* _Record list_
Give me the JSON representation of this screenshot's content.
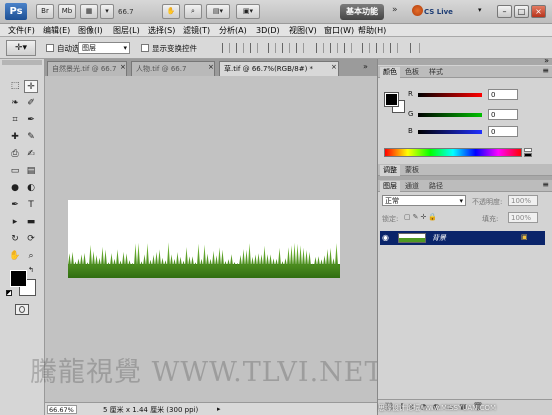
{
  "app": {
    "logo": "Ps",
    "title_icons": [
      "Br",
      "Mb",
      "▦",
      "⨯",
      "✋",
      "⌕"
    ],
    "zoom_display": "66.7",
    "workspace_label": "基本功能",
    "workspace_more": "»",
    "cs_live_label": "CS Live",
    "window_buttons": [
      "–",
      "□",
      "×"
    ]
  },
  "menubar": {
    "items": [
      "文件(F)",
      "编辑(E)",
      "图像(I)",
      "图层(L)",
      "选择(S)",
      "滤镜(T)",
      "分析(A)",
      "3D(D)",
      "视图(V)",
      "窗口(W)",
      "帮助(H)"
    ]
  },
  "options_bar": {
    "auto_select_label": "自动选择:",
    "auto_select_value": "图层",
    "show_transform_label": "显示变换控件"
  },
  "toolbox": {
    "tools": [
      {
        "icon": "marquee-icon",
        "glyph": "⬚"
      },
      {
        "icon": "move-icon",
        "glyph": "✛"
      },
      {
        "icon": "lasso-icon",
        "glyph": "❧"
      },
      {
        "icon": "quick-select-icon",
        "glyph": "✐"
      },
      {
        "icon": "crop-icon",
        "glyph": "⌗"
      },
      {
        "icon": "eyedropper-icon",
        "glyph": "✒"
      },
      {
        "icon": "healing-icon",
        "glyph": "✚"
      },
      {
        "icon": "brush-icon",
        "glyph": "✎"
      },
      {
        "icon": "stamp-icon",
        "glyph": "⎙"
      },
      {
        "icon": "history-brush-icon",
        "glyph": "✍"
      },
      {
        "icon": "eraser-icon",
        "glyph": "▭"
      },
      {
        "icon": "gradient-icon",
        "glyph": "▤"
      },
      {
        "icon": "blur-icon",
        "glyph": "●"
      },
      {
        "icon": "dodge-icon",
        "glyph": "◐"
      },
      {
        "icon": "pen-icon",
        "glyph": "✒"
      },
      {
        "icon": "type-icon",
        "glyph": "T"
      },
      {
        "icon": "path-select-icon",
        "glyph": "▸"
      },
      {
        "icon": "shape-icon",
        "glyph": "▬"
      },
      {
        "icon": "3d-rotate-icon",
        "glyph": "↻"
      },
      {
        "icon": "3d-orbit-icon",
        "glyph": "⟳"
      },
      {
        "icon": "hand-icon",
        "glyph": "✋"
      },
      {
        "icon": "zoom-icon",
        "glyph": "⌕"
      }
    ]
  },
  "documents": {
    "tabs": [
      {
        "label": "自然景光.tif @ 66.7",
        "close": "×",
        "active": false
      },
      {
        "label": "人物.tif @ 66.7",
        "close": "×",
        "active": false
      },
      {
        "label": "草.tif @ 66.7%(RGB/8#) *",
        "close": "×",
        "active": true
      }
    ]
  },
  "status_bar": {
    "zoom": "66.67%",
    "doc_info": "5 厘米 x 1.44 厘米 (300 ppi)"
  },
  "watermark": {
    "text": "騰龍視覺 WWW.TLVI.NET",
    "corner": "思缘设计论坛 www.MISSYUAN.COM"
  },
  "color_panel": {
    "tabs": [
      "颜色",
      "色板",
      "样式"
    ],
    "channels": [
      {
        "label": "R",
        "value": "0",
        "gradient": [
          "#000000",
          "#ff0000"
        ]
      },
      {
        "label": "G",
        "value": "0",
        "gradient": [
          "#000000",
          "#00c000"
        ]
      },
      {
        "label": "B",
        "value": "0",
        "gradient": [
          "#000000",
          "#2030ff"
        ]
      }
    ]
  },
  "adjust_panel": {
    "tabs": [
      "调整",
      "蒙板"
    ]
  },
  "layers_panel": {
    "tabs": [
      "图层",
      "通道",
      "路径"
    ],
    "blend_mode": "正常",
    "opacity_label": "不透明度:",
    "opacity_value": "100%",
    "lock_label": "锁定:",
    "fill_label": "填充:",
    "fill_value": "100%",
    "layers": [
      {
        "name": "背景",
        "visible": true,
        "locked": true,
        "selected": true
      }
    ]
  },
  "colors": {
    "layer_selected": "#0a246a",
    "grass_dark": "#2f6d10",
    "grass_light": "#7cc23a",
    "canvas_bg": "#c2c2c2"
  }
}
==
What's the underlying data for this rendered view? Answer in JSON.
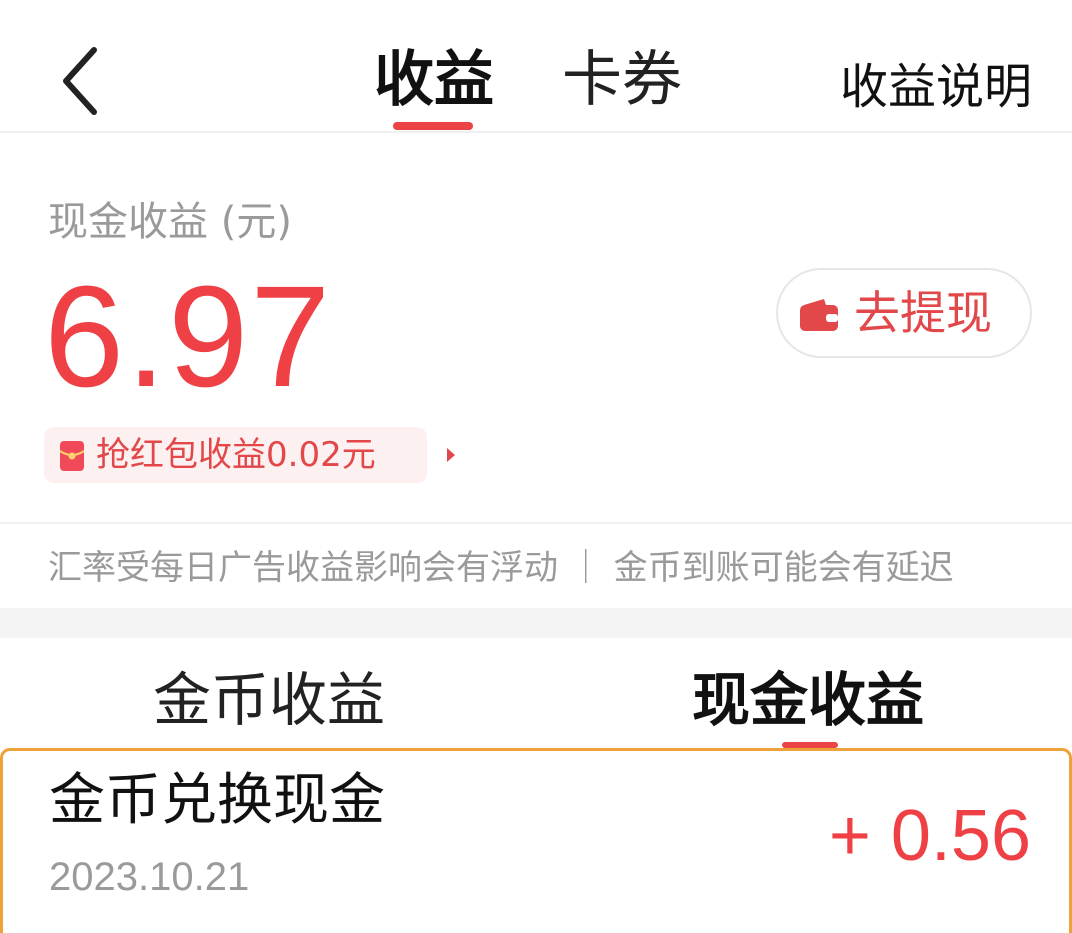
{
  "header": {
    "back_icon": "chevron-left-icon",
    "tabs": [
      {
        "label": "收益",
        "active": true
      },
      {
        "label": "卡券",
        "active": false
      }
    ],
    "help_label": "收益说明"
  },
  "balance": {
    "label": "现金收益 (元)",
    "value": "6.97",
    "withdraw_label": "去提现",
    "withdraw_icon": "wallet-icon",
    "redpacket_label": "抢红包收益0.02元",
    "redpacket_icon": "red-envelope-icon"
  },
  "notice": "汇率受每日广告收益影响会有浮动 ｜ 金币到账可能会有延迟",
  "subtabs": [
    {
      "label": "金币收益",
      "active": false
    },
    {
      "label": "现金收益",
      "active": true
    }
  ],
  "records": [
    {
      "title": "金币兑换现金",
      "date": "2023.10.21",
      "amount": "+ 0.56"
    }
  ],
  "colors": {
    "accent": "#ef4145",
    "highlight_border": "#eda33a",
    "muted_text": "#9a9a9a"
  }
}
...
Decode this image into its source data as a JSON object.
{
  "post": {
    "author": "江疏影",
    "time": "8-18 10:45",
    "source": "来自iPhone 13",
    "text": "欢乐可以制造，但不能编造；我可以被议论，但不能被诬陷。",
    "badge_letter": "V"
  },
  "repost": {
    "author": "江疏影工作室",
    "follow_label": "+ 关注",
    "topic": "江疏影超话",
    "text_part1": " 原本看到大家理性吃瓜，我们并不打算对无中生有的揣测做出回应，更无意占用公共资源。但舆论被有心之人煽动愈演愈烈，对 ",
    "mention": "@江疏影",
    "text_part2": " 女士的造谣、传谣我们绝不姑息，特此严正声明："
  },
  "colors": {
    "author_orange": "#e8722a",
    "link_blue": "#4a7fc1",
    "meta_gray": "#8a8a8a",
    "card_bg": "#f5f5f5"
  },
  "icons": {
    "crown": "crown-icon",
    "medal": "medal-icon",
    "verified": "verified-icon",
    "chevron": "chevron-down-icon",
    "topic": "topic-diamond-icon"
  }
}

* _Written problem_
Check every line for "true" and show the ones that have it.

* _Finished answer_
        "active": true
        "visible": true,
        "locked": true,
        "selected": true
        "active": true
      "active": true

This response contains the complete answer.